[Begin]
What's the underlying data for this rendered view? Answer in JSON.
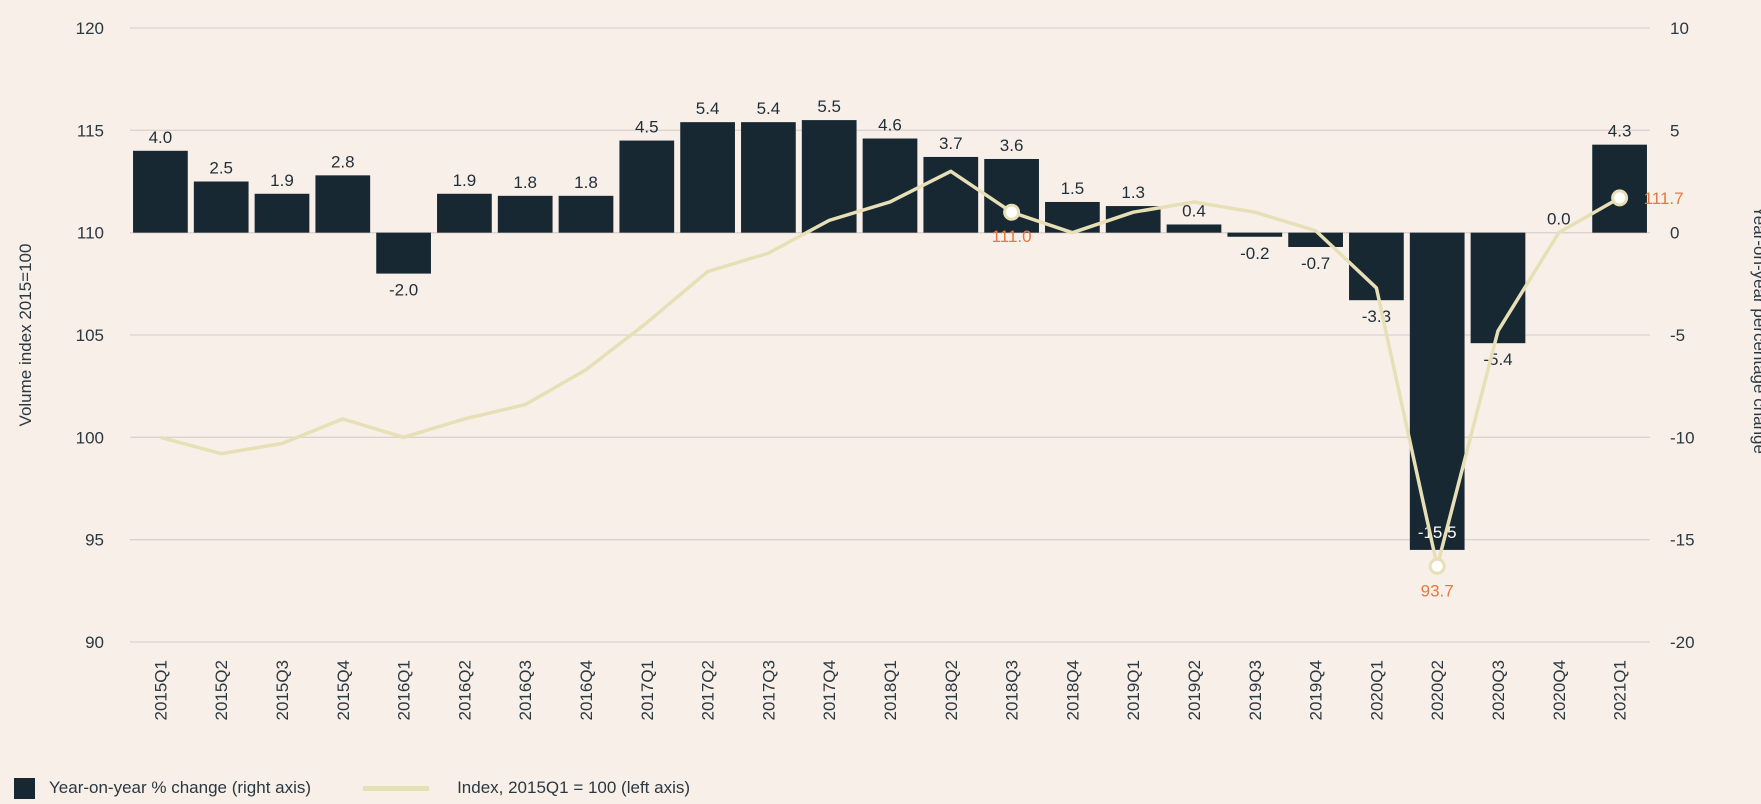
{
  "chart_data": {
    "type": "bar",
    "categories": [
      "2015Q1",
      "2015Q2",
      "2015Q3",
      "2015Q4",
      "2016Q1",
      "2016Q2",
      "2016Q3",
      "2016Q4",
      "2017Q1",
      "2017Q2",
      "2017Q3",
      "2017Q4",
      "2018Q1",
      "2018Q2",
      "2018Q3",
      "2018Q4",
      "2019Q1",
      "2019Q2",
      "2019Q3",
      "2019Q4",
      "2020Q1",
      "2020Q2",
      "2020Q3",
      "2020Q4",
      "2021Q1"
    ],
    "series": [
      {
        "name": "Year-on-year % change (right axis)",
        "type": "bar",
        "axis": "right",
        "color": "#172832",
        "values": [
          4.0,
          2.5,
          1.9,
          2.8,
          -2.0,
          1.9,
          1.8,
          1.8,
          4.5,
          5.4,
          5.4,
          5.5,
          4.6,
          3.7,
          3.6,
          1.5,
          1.3,
          0.4,
          -0.2,
          -0.7,
          -3.3,
          -15.5,
          -5.4,
          0.0,
          4.3
        ],
        "value_labels": [
          "4.0",
          "2.5",
          "1.9",
          "2.8",
          "-2.0",
          "1.9",
          "1.8",
          "1.8",
          "4.5",
          "5.4",
          "5.4",
          "5.5",
          "4.6",
          "3.7",
          "3.6",
          "1.5",
          "1.3",
          "0.4",
          "-0.2",
          "-0.7",
          "-3.3",
          "-15.5",
          "-5.4",
          "0.0",
          "4.3"
        ]
      },
      {
        "name": "Index, 2015Q1 = 100 (left axis)",
        "type": "line",
        "axis": "left",
        "color": "#e7dfb6",
        "values": [
          100.0,
          99.2,
          99.7,
          100.9,
          100.0,
          100.9,
          101.6,
          103.3,
          105.6,
          108.1,
          109.0,
          110.6,
          111.5,
          113.0,
          111.0,
          110.0,
          111.0,
          111.5,
          111.0,
          110.1,
          107.3,
          93.7,
          105.2,
          110.0,
          111.7
        ],
        "highlights": [
          {
            "category": "2018Q3",
            "label": "111.0"
          },
          {
            "category": "2020Q2",
            "label": "93.7"
          },
          {
            "category": "2021Q1",
            "label": "111.7"
          }
        ]
      }
    ],
    "ylabel": "Volume index 2015=100",
    "ylabel_right": "Year-on-year percentage change",
    "ylim": [
      90,
      120
    ],
    "yticks": [
      90,
      95,
      100,
      105,
      110,
      115,
      120
    ],
    "ylim_right": [
      -20,
      10
    ],
    "yticks_right": [
      -20,
      -15,
      -10,
      -5,
      0,
      5,
      10
    ],
    "grid": true,
    "legend": "bottom-left"
  },
  "legend": {
    "bar_label": "Year-on-year % change (right axis)",
    "line_label": "Index, 2015Q1 = 100 (left axis)"
  }
}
[End]
> _YOUR INSTRUCTIONS_:
Make an exact copy of the listing above. Do not include the pictures.

> _RESPONSE TO THIS TASK_:
What's the underlying data for this rendered view? Answer in JSON.
{
  "chart_data": {
    "type": "bar",
    "categories": [
      "2015Q1",
      "2015Q2",
      "2015Q3",
      "2015Q4",
      "2016Q1",
      "2016Q2",
      "2016Q3",
      "2016Q4",
      "2017Q1",
      "2017Q2",
      "2017Q3",
      "2017Q4",
      "2018Q1",
      "2018Q2",
      "2018Q3",
      "2018Q4",
      "2019Q1",
      "2019Q2",
      "2019Q3",
      "2019Q4",
      "2020Q1",
      "2020Q2",
      "2020Q3",
      "2020Q4",
      "2021Q1"
    ],
    "series": [
      {
        "name": "Year-on-year % change (right axis)",
        "type": "bar",
        "axis": "right",
        "color": "#172832",
        "values": [
          4.0,
          2.5,
          1.9,
          2.8,
          -2.0,
          1.9,
          1.8,
          1.8,
          4.5,
          5.4,
          5.4,
          5.5,
          4.6,
          3.7,
          3.6,
          1.5,
          1.3,
          0.4,
          -0.2,
          -0.7,
          -3.3,
          -15.5,
          -5.4,
          0.0,
          4.3
        ],
        "value_labels": [
          "4.0",
          "2.5",
          "1.9",
          "2.8",
          "-2.0",
          "1.9",
          "1.8",
          "1.8",
          "4.5",
          "5.4",
          "5.4",
          "5.5",
          "4.6",
          "3.7",
          "3.6",
          "1.5",
          "1.3",
          "0.4",
          "-0.2",
          "-0.7",
          "-3.3",
          "-15.5",
          "-5.4",
          "0.0",
          "4.3"
        ]
      },
      {
        "name": "Index, 2015Q1 = 100 (left axis)",
        "type": "line",
        "axis": "left",
        "color": "#e7dfb6",
        "values": [
          100.0,
          99.2,
          99.7,
          100.9,
          100.0,
          100.9,
          101.6,
          103.3,
          105.6,
          108.1,
          109.0,
          110.6,
          111.5,
          113.0,
          111.0,
          110.0,
          111.0,
          111.5,
          111.0,
          110.1,
          107.3,
          93.7,
          105.2,
          110.0,
          111.7
        ],
        "highlights": [
          {
            "category": "2018Q3",
            "label": "111.0"
          },
          {
            "category": "2020Q2",
            "label": "93.7"
          },
          {
            "category": "2021Q1",
            "label": "111.7"
          }
        ]
      }
    ],
    "ylabel": "Volume index 2015=100",
    "ylabel_right": "Year-on-year percentage change",
    "ylim": [
      90,
      120
    ],
    "yticks": [
      90,
      95,
      100,
      105,
      110,
      115,
      120
    ],
    "ylim_right": [
      -20,
      10
    ],
    "yticks_right": [
      -20,
      -15,
      -10,
      -5,
      0,
      5,
      10
    ],
    "grid": true,
    "legend": "bottom-left"
  },
  "legend": {
    "bar_label": "Year-on-year % change (right axis)",
    "line_label": "Index, 2015Q1 = 100 (left axis)"
  }
}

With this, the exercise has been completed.